Records
◇ ◇ ◇ ◇ ◇ ◇ ◇

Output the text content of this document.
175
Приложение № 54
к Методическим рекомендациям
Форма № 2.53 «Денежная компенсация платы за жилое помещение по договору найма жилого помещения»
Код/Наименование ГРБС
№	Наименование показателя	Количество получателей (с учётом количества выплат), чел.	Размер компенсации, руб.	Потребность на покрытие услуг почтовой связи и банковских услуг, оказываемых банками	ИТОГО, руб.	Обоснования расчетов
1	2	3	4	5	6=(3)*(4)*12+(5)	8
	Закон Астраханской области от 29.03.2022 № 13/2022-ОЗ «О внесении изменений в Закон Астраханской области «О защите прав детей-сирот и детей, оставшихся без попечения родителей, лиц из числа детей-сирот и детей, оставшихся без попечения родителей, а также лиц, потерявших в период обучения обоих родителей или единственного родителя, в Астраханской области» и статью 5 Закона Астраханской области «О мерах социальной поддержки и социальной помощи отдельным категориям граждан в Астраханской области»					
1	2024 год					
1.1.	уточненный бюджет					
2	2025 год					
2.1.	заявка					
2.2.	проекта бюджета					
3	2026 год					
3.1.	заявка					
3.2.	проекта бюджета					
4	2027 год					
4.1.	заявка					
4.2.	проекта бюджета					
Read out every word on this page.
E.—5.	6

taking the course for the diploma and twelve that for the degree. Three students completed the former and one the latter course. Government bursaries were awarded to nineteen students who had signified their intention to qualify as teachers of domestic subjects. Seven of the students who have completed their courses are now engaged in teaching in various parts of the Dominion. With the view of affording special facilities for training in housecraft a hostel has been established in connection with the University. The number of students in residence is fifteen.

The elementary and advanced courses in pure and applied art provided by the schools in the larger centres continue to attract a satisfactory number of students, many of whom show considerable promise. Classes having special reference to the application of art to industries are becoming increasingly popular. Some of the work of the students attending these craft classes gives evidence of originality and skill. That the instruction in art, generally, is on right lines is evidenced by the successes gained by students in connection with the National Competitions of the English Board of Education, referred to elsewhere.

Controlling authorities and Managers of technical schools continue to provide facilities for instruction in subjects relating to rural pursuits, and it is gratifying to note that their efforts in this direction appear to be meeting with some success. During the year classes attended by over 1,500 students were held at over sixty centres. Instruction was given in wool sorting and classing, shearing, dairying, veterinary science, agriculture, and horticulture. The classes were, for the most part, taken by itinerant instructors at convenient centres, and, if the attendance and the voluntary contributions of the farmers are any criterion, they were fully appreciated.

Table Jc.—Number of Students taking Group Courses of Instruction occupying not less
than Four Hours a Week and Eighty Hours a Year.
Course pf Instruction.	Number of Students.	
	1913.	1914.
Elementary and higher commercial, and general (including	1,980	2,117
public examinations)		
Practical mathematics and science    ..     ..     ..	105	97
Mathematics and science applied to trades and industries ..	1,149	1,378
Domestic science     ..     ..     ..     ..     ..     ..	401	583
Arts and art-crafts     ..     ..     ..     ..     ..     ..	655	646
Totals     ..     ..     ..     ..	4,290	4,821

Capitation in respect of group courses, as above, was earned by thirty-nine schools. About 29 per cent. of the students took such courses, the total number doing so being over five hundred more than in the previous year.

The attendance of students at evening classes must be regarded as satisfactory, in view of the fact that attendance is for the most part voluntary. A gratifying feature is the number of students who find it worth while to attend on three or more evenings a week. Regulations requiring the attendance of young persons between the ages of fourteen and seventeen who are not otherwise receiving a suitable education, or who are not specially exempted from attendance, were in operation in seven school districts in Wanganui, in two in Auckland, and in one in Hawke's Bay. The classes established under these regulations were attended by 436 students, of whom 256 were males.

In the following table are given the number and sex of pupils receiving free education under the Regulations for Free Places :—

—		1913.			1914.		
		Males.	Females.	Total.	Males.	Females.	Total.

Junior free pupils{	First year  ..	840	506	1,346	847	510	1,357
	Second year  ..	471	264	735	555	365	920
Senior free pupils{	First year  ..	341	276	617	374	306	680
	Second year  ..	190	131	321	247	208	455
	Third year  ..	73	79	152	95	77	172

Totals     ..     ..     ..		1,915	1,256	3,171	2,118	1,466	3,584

◇ ◇ ◇ ◇ ◇ ◇ ◇

▸ **GIVEN PROBLEM**
Reproduce the listing shown above in its entirety, exactly.

▸ **ANSWER IN FULL**
Output the text content of this document.
175
Приложение № 54
к Методическим рекомендациям
Форма № 2.53 «Денежная компенсация платы за жилое помещение по договору найма жилого помещения»
Код/Наименование ГРБС
№	Наименование показателя	Количество получателей (с учётом количества выплат), чел.	Размер компенсации, руб.	Потребность на покрытие услуг почтовой связи и банковских услуг, оказываемых банками	ИТОГО, руб.	Обоснования расчетов
1	2	3	4	5	6=(3)*(4)*12+(5)	8
	Закон Астраханской области от 29.03.2022 № 13/2022-ОЗ «О внесении изменений в Закон Астраханской области «О защите прав детей-сирот и детей, оставшихся без попечения родителей, лиц из числа детей-сирот и детей, оставшихся без попечения родителей, а также лиц, потерявших в период обучения обоих родителей или единственного родителя, в Астраханской области» и статью 5 Закона Астраханской области «О мерах социальной поддержки и социальной помощи отдельным категориям граждан в Астраханской области»					
1	2024 год					
1.1.	уточненный бюджет					
2	2025 год					
2.1.	заявка					
2.2.	проекта бюджета					
3	2026 год					
3.1.	заявка					
3.2.	проекта бюджета					
4	2027 год					
4.1.	заявка					
4.2.	проекта бюджета					
Read out every word on this page.
E.—5.	6

taking the course for the diploma and twelve that for the degree. Three students completed the former and one the latter course. Government bursaries were awarded to nineteen students who had signified their intention to qualify as teachers of domestic subjects. Seven of the students who have completed their courses are now engaged in teaching in various parts of the Dominion. With the view of affording special facilities for training in housecraft a hostel has been established in connection with the University. The number of students in residence is fifteen.

The elementary and advanced courses in pure and applied art provided by the schools in the larger centres continue to attract a satisfactory number of students, many of whom show considerable promise. Classes having special reference to the application of art to industries are becoming increasingly popular. Some of the work of the students attending these craft classes gives evidence of originality and skill. That the instruction in art, generally, is on right lines is evidenced by the successes gained by students in connection with the National Competitions of the English Board of Education, referred to elsewhere.

Controlling authorities and Managers of technical schools continue to provide facilities for instruction in subjects relating to rural pursuits, and it is gratifying to note that their efforts in this direction appear to be meeting with some success. During the year classes attended by over 1,500 students were held at over sixty centres. Instruction was given in wool sorting and classing, shearing, dairying, veterinary science, agriculture, and horticulture. The classes were, for the most part, taken by itinerant instructors at convenient centres, and, if the attendance and the voluntary contributions of the farmers are any criterion, they were fully appreciated.

Table Jc.—Number of Students taking Group Courses of Instruction occupying not less
than Four Hours a Week and Eighty Hours a Year.
Course pf Instruction.	Number of Students.	
	1913.	1914.
Elementary and higher commercial, and general (including	1,980	2,117
public examinations)		
Practical mathematics and science    ..     ..     ..	105	97
Mathematics and science applied to trades and industries ..	1,149	1,378
Domestic science     ..     ..     ..     ..     ..     ..	401	583
Arts and art-crafts     ..     ..     ..     ..     ..     ..	655	646
Totals     ..     ..     ..     ..	4,290	4,821

Capitation in respect of group courses, as above, was earned by thirty-nine schools. About 29 per cent. of the students took such courses, the total number doing so being over five hundred more than in the previous year.

The attendance of students at evening classes must be regarded as satisfactory, in view of the fact that attendance is for the most part voluntary. A gratifying feature is the number of students who find it worth while to attend on three or more evenings a week. Regulations requiring the attendance of young persons between the ages of fourteen and seventeen who are not otherwise receiving a suitable education, or who are not specially exempted from attendance, were in operation in seven school districts in Wanganui, in two in Auckland, and in one in Hawke's Bay. The classes established under these regulations were attended by 436 students, of whom 256 were males.

In the following table are given the number and sex of pupils receiving free education under the Regulations for Free Places :—

—		1913.			1914.		
		Males.	Females.	Total.	Males.	Females.	Total.

Junior free pupils{	First year  ..	840	506	1,346	847	510	1,357
	Second year  ..	471	264	735	555	365	920
Senior free pupils{	First year  ..	341	276	617	374	306	680
	Second year  ..	190	131	321	247	208	455
	Third year  ..	73	79	152	95	77	172

Totals     ..     ..     ..		1,915	1,256	3,171	2,118	1,466	3,584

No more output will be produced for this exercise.